** START OF Information provided **

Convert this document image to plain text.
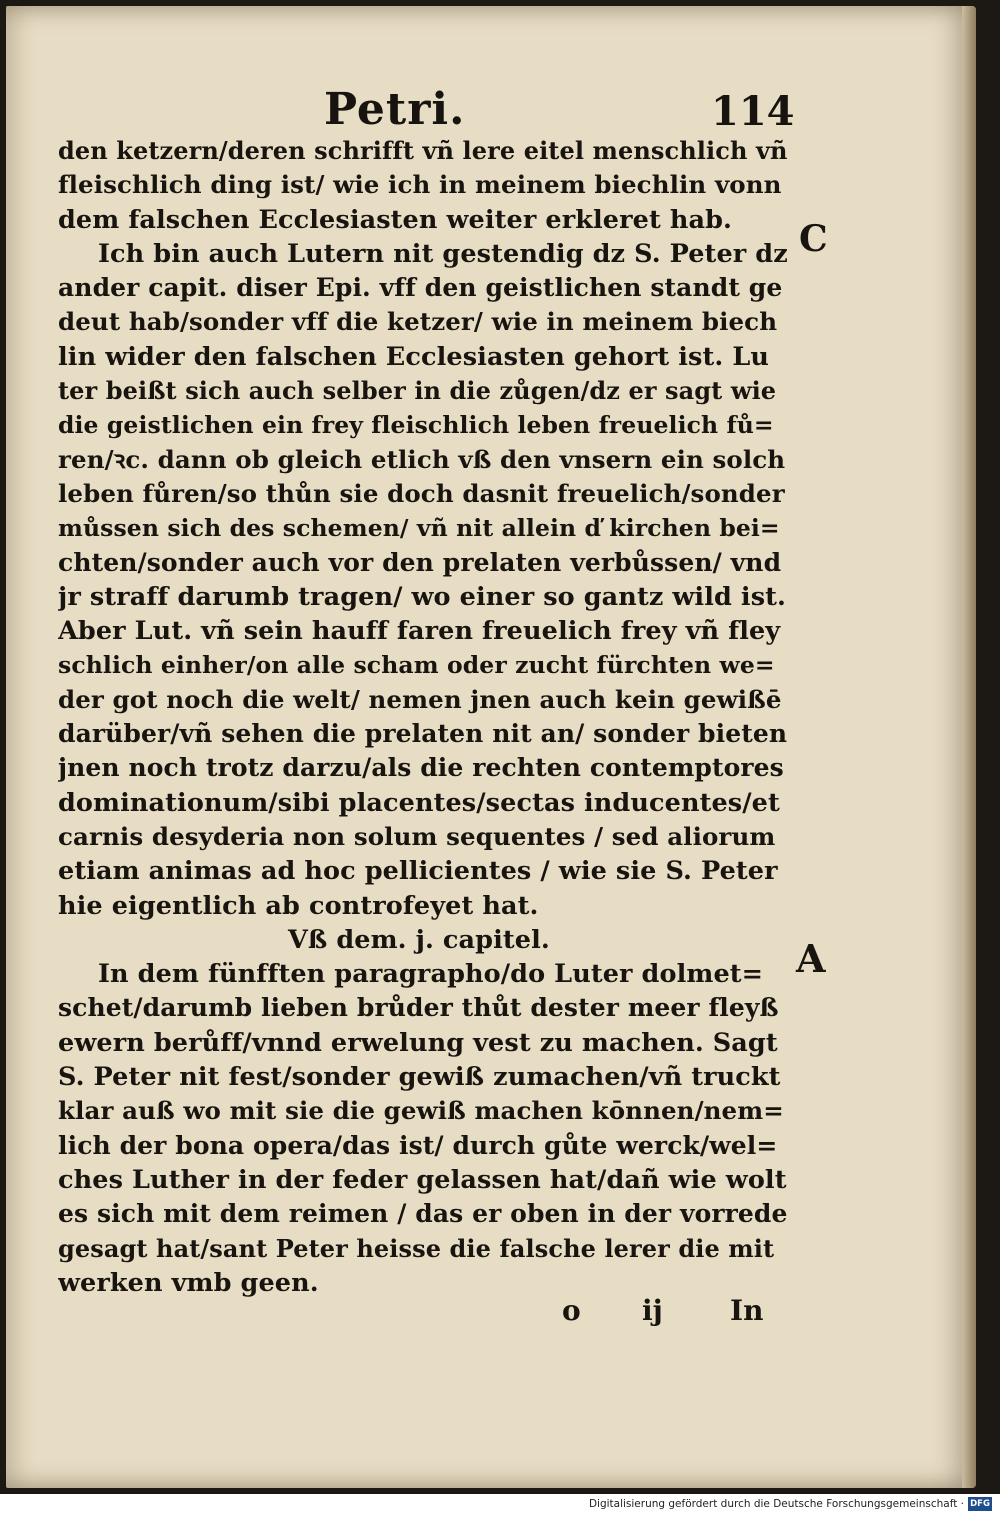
Petri.	114
den ketzern/deren schrifft vñ lere eitel menschlich vñ
fleischlich ding ist/ wie ich in meinem biechlin vonn
dem falschen Ecclesiasten weiter erkleret hab.
Ich bin auch Lutern nit gestendig dz S. Peter dz
ander capit. diser Epi. vff den geistlichen standt ge
deut hab/sonder vff die ketzer/ wie in meinem biech
lin wider den falschen Ecclesiasten gehort ist. Lu
ter beißt sich auch selber in die zůgen/dz er sagt wie
die geistlichen ein frey fleischlich leben freuelich fů=
ren/ꝛc. dann ob gleich etlich vß den vnsern ein solch
leben fůren/so thůn sie doch dasnit freuelich/sonder
můssen sich des schemen/ vñ nit allein ď kirchen bei=
chten/sonder auch vor den prelaten verbůssen/ vnd
jr straff darumb tragen/ wo einer so gantz wild ist.
Aber Lut. vñ sein hauff faren freuelich frey vñ fley
schlich einher/on alle scham oder zucht fürchten we=
der got noch die welt/ nemen jnen auch kein gewißē
darüber/vñ sehen die prelaten nit an/ sonder bieten
jnen noch trotz darzu/als die rechten contemptores
dominationum/sibi placentes/sectas inducentes/et
carnis desyderia non solum sequentes / sed aliorum
etiam animas ad hoc pellicientes / wie sie S. Peter
hie eigentlich ab controfeyet hat.
Vß dem. j. capitel.
In dem fünfften paragrapho/do Luter dolmet=
schet/darumb lieben brůder thůt dester meer fleyß
ewern berůff/vnnd erwelung vest zu machen. Sagt
S. Peter nit fest/sonder gewiß zumachen/vñ truckt
klar auß wo mit sie die gewiß machen kōnnen/nem=
lich der bona opera/das ist/ durch gůte werck/wel=
ches Luther in der feder gelassen hat/dañ wie wolt
es sich mit dem reimen / das er oben in der vorrede
gesagt hat/sant Peter heisse die falsche lerer die mit
werken vmb geen.
C
A
o ij In
Digitalisierung gefördert durch die Deutsche Forschungsgemeinschaft · DFG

** END OF Information provided **

#### [Exercise brief]
Copy every record above exactly, leaving out any pictures.

#### [Task result]
Convert this document image to plain text.
Petri.	114
den ketzern/deren schrifft vñ lere eitel menschlich vñ
fleischlich ding ist/ wie ich in meinem biechlin vonn
dem falschen Ecclesiasten weiter erkleret hab.
Ich bin auch Lutern nit gestendig dz S. Peter dz
ander capit. diser Epi. vff den geistlichen standt ge
deut hab/sonder vff die ketzer/ wie in meinem biech
lin wider den falschen Ecclesiasten gehort ist. Lu
ter beißt sich auch selber in die zůgen/dz er sagt wie
die geistlichen ein frey fleischlich leben freuelich fů=
ren/ꝛc. dann ob gleich etlich vß den vnsern ein solch
leben fůren/so thůn sie doch dasnit freuelich/sonder
můssen sich des schemen/ vñ nit allein ď kirchen bei=
chten/sonder auch vor den prelaten verbůssen/ vnd
jr straff darumb tragen/ wo einer so gantz wild ist.
Aber Lut. vñ sein hauff faren freuelich frey vñ fley
schlich einher/on alle scham oder zucht fürchten we=
der got noch die welt/ nemen jnen auch kein gewißē
darüber/vñ sehen die prelaten nit an/ sonder bieten
jnen noch trotz darzu/als die rechten contemptores
dominationum/sibi placentes/sectas inducentes/et
carnis desyderia non solum sequentes / sed aliorum
etiam animas ad hoc pellicientes / wie sie S. Peter
hie eigentlich ab controfeyet hat.
Vß dem. j. capitel.
In dem fünfften paragrapho/do Luter dolmet=
schet/darumb lieben brůder thůt dester meer fleyß
ewern berůff/vnnd erwelung vest zu machen. Sagt
S. Peter nit fest/sonder gewiß zumachen/vñ truckt
klar auß wo mit sie die gewiß machen kōnnen/nem=
lich der bona opera/das ist/ durch gůte werck/wel=
ches Luther in der feder gelassen hat/dañ wie wolt
es sich mit dem reimen / das er oben in der vorrede
gesagt hat/sant Peter heisse die falsche lerer die mit
werken vmb geen.
C
A
o ij In
Digitalisierung gefördert durch die Deutsche Forschungsgemeinschaft · DFG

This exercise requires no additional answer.